What is needed
Leave out the images and repeat the listing below without a single change.

====

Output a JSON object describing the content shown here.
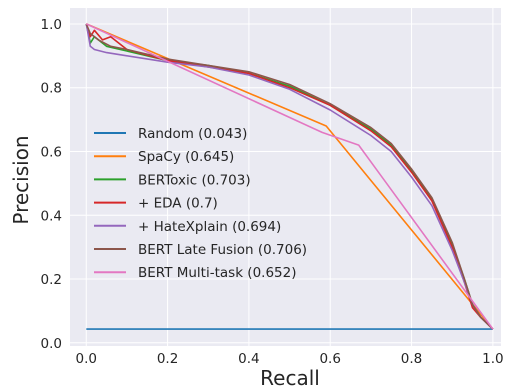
{
  "chart_data": {
    "type": "line",
    "title": "",
    "xlabel": "Recall",
    "ylabel": "Precision",
    "xlim": [
      -0.04,
      1.02
    ],
    "ylim": [
      -0.01,
      1.05
    ],
    "xticks": [
      "0.0",
      "0.2",
      "0.4",
      "0.6",
      "0.8",
      "1.0"
    ],
    "yticks": [
      "0.0",
      "0.2",
      "0.4",
      "0.6",
      "0.8",
      "1.0"
    ],
    "grid": true,
    "background": "#eaeaf2",
    "legend_position": "center-left",
    "series": [
      {
        "name": "Random (0.043)",
        "color": "#1f77b4",
        "points": [
          [
            0.0,
            0.043
          ],
          [
            1.0,
            0.043
          ]
        ]
      },
      {
        "name": "SpaCy (0.645)",
        "color": "#ff7f0e",
        "points": [
          [
            0.0,
            1.0
          ],
          [
            0.59,
            0.68
          ],
          [
            1.0,
            0.043
          ]
        ]
      },
      {
        "name": "BERToxic (0.703)",
        "color": "#2ca02c",
        "points": [
          [
            0.0,
            1.0
          ],
          [
            0.01,
            0.94
          ],
          [
            0.02,
            0.96
          ],
          [
            0.05,
            0.93
          ],
          [
            0.1,
            0.915
          ],
          [
            0.2,
            0.885
          ],
          [
            0.3,
            0.87
          ],
          [
            0.4,
            0.845
          ],
          [
            0.5,
            0.805
          ],
          [
            0.6,
            0.745
          ],
          [
            0.7,
            0.67
          ],
          [
            0.75,
            0.62
          ],
          [
            0.8,
            0.54
          ],
          [
            0.85,
            0.45
          ],
          [
            0.9,
            0.31
          ],
          [
            0.93,
            0.2
          ],
          [
            0.95,
            0.12
          ],
          [
            0.97,
            0.08
          ],
          [
            1.0,
            0.043
          ]
        ]
      },
      {
        "name": "+ EDA (0.7)",
        "color": "#d62728",
        "points": [
          [
            0.0,
            1.0
          ],
          [
            0.01,
            0.96
          ],
          [
            0.02,
            0.98
          ],
          [
            0.04,
            0.95
          ],
          [
            0.06,
            0.96
          ],
          [
            0.1,
            0.92
          ],
          [
            0.2,
            0.885
          ],
          [
            0.3,
            0.865
          ],
          [
            0.4,
            0.845
          ],
          [
            0.5,
            0.8
          ],
          [
            0.6,
            0.745
          ],
          [
            0.7,
            0.665
          ],
          [
            0.75,
            0.615
          ],
          [
            0.8,
            0.535
          ],
          [
            0.85,
            0.445
          ],
          [
            0.9,
            0.3
          ],
          [
            0.93,
            0.19
          ],
          [
            0.95,
            0.11
          ],
          [
            0.97,
            0.08
          ],
          [
            1.0,
            0.043
          ]
        ]
      },
      {
        "name": "+ HateXplain (0.694)",
        "color": "#9467bd",
        "points": [
          [
            0.0,
            1.0
          ],
          [
            0.01,
            0.93
          ],
          [
            0.02,
            0.92
          ],
          [
            0.05,
            0.91
          ],
          [
            0.1,
            0.9
          ],
          [
            0.2,
            0.88
          ],
          [
            0.3,
            0.865
          ],
          [
            0.4,
            0.84
          ],
          [
            0.5,
            0.795
          ],
          [
            0.6,
            0.73
          ],
          [
            0.7,
            0.65
          ],
          [
            0.75,
            0.6
          ],
          [
            0.8,
            0.52
          ],
          [
            0.85,
            0.43
          ],
          [
            0.9,
            0.29
          ],
          [
            0.93,
            0.19
          ],
          [
            0.95,
            0.12
          ],
          [
            0.97,
            0.08
          ],
          [
            1.0,
            0.043
          ]
        ]
      },
      {
        "name": "BERT Late Fusion (0.706)",
        "color": "#8c564b",
        "points": [
          [
            0.0,
            1.0
          ],
          [
            0.01,
            0.97
          ],
          [
            0.03,
            0.95
          ],
          [
            0.06,
            0.93
          ],
          [
            0.1,
            0.92
          ],
          [
            0.2,
            0.89
          ],
          [
            0.3,
            0.87
          ],
          [
            0.4,
            0.85
          ],
          [
            0.5,
            0.81
          ],
          [
            0.6,
            0.75
          ],
          [
            0.7,
            0.675
          ],
          [
            0.75,
            0.625
          ],
          [
            0.8,
            0.545
          ],
          [
            0.85,
            0.455
          ],
          [
            0.9,
            0.315
          ],
          [
            0.93,
            0.2
          ],
          [
            0.95,
            0.12
          ],
          [
            0.97,
            0.08
          ],
          [
            1.0,
            0.043
          ]
        ]
      },
      {
        "name": "BERT Multi-task (0.652)",
        "color": "#e377c2",
        "points": [
          [
            0.0,
            1.0
          ],
          [
            0.58,
            0.66
          ],
          [
            0.67,
            0.62
          ],
          [
            1.0,
            0.043
          ]
        ]
      }
    ]
  }
}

====

Exercise response
Output a JSON object describing the content shown here.
{
  "chart_data": {
    "type": "line",
    "title": "",
    "xlabel": "Recall",
    "ylabel": "Precision",
    "xlim": [
      -0.04,
      1.02
    ],
    "ylim": [
      -0.01,
      1.05
    ],
    "xticks": [
      "0.0",
      "0.2",
      "0.4",
      "0.6",
      "0.8",
      "1.0"
    ],
    "yticks": [
      "0.0",
      "0.2",
      "0.4",
      "0.6",
      "0.8",
      "1.0"
    ],
    "grid": true,
    "background": "#eaeaf2",
    "legend_position": "center-left",
    "series": [
      {
        "name": "Random (0.043)",
        "color": "#1f77b4",
        "points": [
          [
            0.0,
            0.043
          ],
          [
            1.0,
            0.043
          ]
        ]
      },
      {
        "name": "SpaCy (0.645)",
        "color": "#ff7f0e",
        "points": [
          [
            0.0,
            1.0
          ],
          [
            0.59,
            0.68
          ],
          [
            1.0,
            0.043
          ]
        ]
      },
      {
        "name": "BERToxic (0.703)",
        "color": "#2ca02c",
        "points": [
          [
            0.0,
            1.0
          ],
          [
            0.01,
            0.94
          ],
          [
            0.02,
            0.96
          ],
          [
            0.05,
            0.93
          ],
          [
            0.1,
            0.915
          ],
          [
            0.2,
            0.885
          ],
          [
            0.3,
            0.87
          ],
          [
            0.4,
            0.845
          ],
          [
            0.5,
            0.805
          ],
          [
            0.6,
            0.745
          ],
          [
            0.7,
            0.67
          ],
          [
            0.75,
            0.62
          ],
          [
            0.8,
            0.54
          ],
          [
            0.85,
            0.45
          ],
          [
            0.9,
            0.31
          ],
          [
            0.93,
            0.2
          ],
          [
            0.95,
            0.12
          ],
          [
            0.97,
            0.08
          ],
          [
            1.0,
            0.043
          ]
        ]
      },
      {
        "name": "+ EDA (0.7)",
        "color": "#d62728",
        "points": [
          [
            0.0,
            1.0
          ],
          [
            0.01,
            0.96
          ],
          [
            0.02,
            0.98
          ],
          [
            0.04,
            0.95
          ],
          [
            0.06,
            0.96
          ],
          [
            0.1,
            0.92
          ],
          [
            0.2,
            0.885
          ],
          [
            0.3,
            0.865
          ],
          [
            0.4,
            0.845
          ],
          [
            0.5,
            0.8
          ],
          [
            0.6,
            0.745
          ],
          [
            0.7,
            0.665
          ],
          [
            0.75,
            0.615
          ],
          [
            0.8,
            0.535
          ],
          [
            0.85,
            0.445
          ],
          [
            0.9,
            0.3
          ],
          [
            0.93,
            0.19
          ],
          [
            0.95,
            0.11
          ],
          [
            0.97,
            0.08
          ],
          [
            1.0,
            0.043
          ]
        ]
      },
      {
        "name": "+ HateXplain (0.694)",
        "color": "#9467bd",
        "points": [
          [
            0.0,
            1.0
          ],
          [
            0.01,
            0.93
          ],
          [
            0.02,
            0.92
          ],
          [
            0.05,
            0.91
          ],
          [
            0.1,
            0.9
          ],
          [
            0.2,
            0.88
          ],
          [
            0.3,
            0.865
          ],
          [
            0.4,
            0.84
          ],
          [
            0.5,
            0.795
          ],
          [
            0.6,
            0.73
          ],
          [
            0.7,
            0.65
          ],
          [
            0.75,
            0.6
          ],
          [
            0.8,
            0.52
          ],
          [
            0.85,
            0.43
          ],
          [
            0.9,
            0.29
          ],
          [
            0.93,
            0.19
          ],
          [
            0.95,
            0.12
          ],
          [
            0.97,
            0.08
          ],
          [
            1.0,
            0.043
          ]
        ]
      },
      {
        "name": "BERT Late Fusion (0.706)",
        "color": "#8c564b",
        "points": [
          [
            0.0,
            1.0
          ],
          [
            0.01,
            0.97
          ],
          [
            0.03,
            0.95
          ],
          [
            0.06,
            0.93
          ],
          [
            0.1,
            0.92
          ],
          [
            0.2,
            0.89
          ],
          [
            0.3,
            0.87
          ],
          [
            0.4,
            0.85
          ],
          [
            0.5,
            0.81
          ],
          [
            0.6,
            0.75
          ],
          [
            0.7,
            0.675
          ],
          [
            0.75,
            0.625
          ],
          [
            0.8,
            0.545
          ],
          [
            0.85,
            0.455
          ],
          [
            0.9,
            0.315
          ],
          [
            0.93,
            0.2
          ],
          [
            0.95,
            0.12
          ],
          [
            0.97,
            0.08
          ],
          [
            1.0,
            0.043
          ]
        ]
      },
      {
        "name": "BERT Multi-task (0.652)",
        "color": "#e377c2",
        "points": [
          [
            0.0,
            1.0
          ],
          [
            0.58,
            0.66
          ],
          [
            0.67,
            0.62
          ],
          [
            1.0,
            0.043
          ]
        ]
      }
    ]
  }
}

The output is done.